# Given exercise
Where a line below holds the string "down", copy that line.
*****
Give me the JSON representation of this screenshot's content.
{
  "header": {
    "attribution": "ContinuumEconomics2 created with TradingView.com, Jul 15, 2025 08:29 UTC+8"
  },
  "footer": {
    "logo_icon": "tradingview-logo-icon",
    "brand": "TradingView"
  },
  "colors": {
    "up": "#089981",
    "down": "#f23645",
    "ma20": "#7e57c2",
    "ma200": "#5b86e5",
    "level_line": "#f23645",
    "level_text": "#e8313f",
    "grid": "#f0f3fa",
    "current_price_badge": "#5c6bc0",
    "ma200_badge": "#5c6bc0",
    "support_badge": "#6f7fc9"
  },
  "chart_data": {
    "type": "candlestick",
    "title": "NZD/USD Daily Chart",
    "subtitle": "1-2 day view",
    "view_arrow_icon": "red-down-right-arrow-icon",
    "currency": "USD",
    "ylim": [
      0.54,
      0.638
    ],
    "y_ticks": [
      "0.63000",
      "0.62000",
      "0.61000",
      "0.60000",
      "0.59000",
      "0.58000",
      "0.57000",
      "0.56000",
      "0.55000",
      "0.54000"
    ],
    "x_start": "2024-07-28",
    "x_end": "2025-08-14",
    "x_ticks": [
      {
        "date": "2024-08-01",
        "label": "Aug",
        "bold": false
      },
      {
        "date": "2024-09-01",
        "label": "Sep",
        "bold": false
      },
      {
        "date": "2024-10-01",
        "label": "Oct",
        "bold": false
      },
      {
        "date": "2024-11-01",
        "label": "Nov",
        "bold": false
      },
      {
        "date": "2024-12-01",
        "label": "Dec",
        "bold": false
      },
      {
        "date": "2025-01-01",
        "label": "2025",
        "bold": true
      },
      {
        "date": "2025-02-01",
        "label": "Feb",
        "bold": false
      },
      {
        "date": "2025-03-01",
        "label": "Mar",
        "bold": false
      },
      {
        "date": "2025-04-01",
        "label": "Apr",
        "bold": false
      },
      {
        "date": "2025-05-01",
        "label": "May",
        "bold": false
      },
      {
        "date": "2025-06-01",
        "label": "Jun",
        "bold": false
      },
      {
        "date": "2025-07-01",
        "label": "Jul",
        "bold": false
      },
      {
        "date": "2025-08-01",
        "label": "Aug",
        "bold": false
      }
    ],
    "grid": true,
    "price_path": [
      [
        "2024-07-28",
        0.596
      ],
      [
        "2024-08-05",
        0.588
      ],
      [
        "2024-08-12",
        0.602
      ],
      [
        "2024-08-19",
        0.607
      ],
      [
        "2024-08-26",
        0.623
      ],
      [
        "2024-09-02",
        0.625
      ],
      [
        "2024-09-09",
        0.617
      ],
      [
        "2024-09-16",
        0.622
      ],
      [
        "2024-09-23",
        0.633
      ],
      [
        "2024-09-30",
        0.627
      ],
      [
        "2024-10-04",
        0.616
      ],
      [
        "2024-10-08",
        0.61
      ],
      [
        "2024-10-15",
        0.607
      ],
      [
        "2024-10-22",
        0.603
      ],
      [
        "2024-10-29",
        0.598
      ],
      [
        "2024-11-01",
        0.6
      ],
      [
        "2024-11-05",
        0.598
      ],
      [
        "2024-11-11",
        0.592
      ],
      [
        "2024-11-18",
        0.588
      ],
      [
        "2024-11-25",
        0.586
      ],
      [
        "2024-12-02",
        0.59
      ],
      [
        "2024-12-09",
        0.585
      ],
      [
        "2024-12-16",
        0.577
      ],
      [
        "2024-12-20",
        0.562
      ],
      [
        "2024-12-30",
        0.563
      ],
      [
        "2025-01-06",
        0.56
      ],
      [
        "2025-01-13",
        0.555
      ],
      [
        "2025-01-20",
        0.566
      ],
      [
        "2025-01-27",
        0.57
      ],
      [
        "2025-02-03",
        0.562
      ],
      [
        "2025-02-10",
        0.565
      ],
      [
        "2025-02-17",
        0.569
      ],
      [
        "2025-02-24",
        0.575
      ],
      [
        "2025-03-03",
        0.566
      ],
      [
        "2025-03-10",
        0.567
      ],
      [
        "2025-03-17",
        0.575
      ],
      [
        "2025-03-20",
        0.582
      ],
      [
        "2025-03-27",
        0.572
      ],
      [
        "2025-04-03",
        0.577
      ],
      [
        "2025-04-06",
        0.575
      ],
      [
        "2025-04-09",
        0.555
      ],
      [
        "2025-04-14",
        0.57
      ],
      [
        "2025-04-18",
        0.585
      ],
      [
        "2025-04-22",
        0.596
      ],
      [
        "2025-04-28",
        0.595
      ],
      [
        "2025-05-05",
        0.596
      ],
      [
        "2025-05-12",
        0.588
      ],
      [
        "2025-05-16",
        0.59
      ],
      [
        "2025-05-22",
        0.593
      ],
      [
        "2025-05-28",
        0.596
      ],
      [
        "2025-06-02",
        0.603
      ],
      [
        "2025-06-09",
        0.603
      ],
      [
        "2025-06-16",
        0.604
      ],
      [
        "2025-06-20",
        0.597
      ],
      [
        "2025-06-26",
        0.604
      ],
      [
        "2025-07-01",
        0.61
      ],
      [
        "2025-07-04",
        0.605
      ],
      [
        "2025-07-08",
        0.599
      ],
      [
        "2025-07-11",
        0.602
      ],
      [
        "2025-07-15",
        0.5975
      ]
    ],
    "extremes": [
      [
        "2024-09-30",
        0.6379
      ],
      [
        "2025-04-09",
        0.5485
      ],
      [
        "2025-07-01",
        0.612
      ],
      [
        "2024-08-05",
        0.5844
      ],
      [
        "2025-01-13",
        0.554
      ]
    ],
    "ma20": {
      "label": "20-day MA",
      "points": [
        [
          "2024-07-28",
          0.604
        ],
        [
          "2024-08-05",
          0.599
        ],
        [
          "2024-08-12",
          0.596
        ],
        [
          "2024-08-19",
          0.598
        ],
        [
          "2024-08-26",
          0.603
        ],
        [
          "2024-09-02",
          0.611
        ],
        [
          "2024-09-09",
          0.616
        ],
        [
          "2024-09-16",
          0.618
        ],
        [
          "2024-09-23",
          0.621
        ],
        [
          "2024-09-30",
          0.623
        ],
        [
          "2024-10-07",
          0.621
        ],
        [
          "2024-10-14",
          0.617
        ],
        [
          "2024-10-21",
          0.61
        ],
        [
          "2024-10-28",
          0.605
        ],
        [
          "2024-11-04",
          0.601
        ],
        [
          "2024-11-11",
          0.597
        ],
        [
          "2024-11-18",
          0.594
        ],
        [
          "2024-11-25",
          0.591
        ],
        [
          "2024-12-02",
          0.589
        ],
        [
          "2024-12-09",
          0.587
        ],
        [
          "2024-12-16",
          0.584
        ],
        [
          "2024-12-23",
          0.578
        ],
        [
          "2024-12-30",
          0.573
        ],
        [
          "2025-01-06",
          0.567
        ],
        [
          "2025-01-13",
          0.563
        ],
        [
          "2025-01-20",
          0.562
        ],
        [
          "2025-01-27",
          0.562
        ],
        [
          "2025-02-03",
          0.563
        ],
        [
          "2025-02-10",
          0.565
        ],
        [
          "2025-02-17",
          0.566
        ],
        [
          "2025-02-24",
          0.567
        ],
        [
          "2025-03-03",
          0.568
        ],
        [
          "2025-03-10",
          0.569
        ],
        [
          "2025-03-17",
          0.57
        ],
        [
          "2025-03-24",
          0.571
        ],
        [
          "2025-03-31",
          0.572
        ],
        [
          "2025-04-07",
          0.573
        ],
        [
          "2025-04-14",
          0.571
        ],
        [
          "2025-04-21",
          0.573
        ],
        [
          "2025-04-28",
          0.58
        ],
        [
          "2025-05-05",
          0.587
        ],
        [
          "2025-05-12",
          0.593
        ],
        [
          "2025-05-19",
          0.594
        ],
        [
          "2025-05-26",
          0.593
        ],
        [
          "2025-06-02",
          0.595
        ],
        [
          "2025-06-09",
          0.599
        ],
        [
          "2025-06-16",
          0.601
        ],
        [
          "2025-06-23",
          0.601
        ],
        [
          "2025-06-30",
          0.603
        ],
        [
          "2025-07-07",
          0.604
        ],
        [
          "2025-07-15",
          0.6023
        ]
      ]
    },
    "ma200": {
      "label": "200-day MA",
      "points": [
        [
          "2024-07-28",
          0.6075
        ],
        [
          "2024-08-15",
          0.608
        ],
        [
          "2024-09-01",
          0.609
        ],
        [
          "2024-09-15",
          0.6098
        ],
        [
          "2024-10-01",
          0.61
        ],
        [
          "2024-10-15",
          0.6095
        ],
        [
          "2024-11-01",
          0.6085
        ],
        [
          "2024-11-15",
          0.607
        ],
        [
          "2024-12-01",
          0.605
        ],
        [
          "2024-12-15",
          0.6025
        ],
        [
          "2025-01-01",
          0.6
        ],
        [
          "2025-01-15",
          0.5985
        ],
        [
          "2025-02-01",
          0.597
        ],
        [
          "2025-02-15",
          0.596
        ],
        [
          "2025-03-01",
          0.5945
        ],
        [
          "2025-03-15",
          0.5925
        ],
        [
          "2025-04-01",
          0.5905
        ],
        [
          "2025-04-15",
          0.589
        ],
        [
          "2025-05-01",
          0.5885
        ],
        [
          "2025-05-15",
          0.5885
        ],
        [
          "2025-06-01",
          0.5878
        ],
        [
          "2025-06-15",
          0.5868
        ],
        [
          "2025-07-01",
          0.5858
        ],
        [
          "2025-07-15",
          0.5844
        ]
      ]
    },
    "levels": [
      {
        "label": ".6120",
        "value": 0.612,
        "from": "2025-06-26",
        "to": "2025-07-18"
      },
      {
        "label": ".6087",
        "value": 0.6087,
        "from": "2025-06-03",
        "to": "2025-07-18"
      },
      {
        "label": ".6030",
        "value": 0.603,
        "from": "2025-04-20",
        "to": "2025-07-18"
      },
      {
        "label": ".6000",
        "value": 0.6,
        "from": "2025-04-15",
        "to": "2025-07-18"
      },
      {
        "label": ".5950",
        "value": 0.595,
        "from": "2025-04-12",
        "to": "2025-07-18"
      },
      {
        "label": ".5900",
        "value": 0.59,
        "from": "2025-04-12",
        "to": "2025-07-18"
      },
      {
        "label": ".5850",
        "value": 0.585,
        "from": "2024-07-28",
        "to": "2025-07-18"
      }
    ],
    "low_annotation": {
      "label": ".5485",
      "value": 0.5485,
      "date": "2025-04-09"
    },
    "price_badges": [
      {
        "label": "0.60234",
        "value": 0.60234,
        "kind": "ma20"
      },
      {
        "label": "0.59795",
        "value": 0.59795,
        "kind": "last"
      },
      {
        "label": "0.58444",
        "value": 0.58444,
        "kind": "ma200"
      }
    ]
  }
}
*****
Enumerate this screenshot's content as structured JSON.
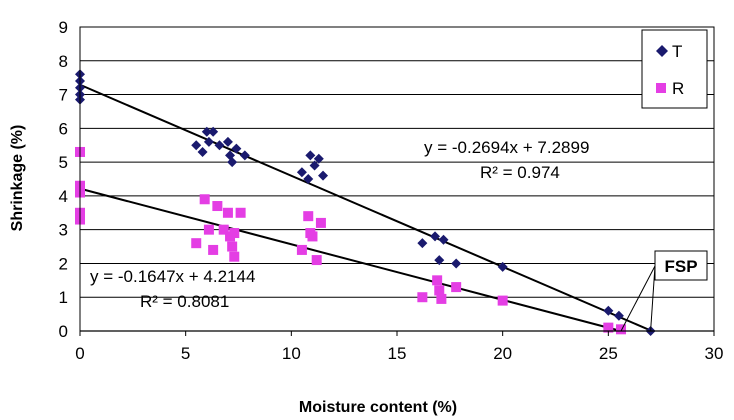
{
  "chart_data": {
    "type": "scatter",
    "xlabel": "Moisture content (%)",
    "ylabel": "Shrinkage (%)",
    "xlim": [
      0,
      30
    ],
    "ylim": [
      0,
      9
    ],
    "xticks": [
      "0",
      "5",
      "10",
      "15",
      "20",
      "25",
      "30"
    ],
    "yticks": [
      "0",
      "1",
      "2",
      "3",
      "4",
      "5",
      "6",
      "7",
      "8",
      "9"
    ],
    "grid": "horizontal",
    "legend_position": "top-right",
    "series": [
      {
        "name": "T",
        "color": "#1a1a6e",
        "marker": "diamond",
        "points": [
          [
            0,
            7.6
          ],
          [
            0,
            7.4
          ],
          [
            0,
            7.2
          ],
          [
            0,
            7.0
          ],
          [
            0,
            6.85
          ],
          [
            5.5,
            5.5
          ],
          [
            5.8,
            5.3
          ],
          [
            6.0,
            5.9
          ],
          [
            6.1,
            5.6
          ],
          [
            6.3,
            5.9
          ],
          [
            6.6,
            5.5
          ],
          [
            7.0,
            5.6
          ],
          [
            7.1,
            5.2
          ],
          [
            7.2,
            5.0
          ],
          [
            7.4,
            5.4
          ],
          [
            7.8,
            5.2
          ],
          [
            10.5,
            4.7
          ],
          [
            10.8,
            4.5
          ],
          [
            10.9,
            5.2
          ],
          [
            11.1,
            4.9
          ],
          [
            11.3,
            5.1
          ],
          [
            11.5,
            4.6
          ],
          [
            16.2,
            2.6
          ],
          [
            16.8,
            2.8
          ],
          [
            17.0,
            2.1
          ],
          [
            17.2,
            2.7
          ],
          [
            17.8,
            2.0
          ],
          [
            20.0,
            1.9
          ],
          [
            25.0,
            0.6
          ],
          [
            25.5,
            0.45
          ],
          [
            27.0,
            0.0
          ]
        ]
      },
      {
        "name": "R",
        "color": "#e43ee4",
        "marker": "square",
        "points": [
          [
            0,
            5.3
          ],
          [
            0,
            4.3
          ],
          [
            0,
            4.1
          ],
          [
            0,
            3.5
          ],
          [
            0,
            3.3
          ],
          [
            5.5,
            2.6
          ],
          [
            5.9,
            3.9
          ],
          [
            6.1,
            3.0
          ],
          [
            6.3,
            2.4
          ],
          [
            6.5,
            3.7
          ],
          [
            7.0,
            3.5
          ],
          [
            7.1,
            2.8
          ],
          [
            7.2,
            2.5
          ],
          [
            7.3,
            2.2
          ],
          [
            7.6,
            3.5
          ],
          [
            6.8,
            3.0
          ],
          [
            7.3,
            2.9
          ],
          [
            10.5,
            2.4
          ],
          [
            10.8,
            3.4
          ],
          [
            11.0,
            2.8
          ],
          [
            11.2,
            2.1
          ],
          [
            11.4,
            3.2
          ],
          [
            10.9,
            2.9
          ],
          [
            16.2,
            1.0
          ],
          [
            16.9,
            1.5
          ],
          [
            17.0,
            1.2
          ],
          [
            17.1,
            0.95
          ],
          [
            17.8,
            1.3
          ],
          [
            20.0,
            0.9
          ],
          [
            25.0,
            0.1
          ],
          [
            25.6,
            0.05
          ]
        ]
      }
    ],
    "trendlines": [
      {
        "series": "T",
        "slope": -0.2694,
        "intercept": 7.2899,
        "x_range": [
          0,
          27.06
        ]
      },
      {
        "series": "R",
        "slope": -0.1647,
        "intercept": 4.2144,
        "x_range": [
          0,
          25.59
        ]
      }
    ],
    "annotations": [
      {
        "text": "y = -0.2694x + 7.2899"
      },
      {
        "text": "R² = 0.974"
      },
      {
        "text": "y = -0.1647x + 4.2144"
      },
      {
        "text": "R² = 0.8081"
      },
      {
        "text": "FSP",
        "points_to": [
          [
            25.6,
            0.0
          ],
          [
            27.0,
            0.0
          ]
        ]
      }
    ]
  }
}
*****
# Task answer
    "down": "#f23645",
    "view_arrow_icon": "red-down-right-arrow-icon",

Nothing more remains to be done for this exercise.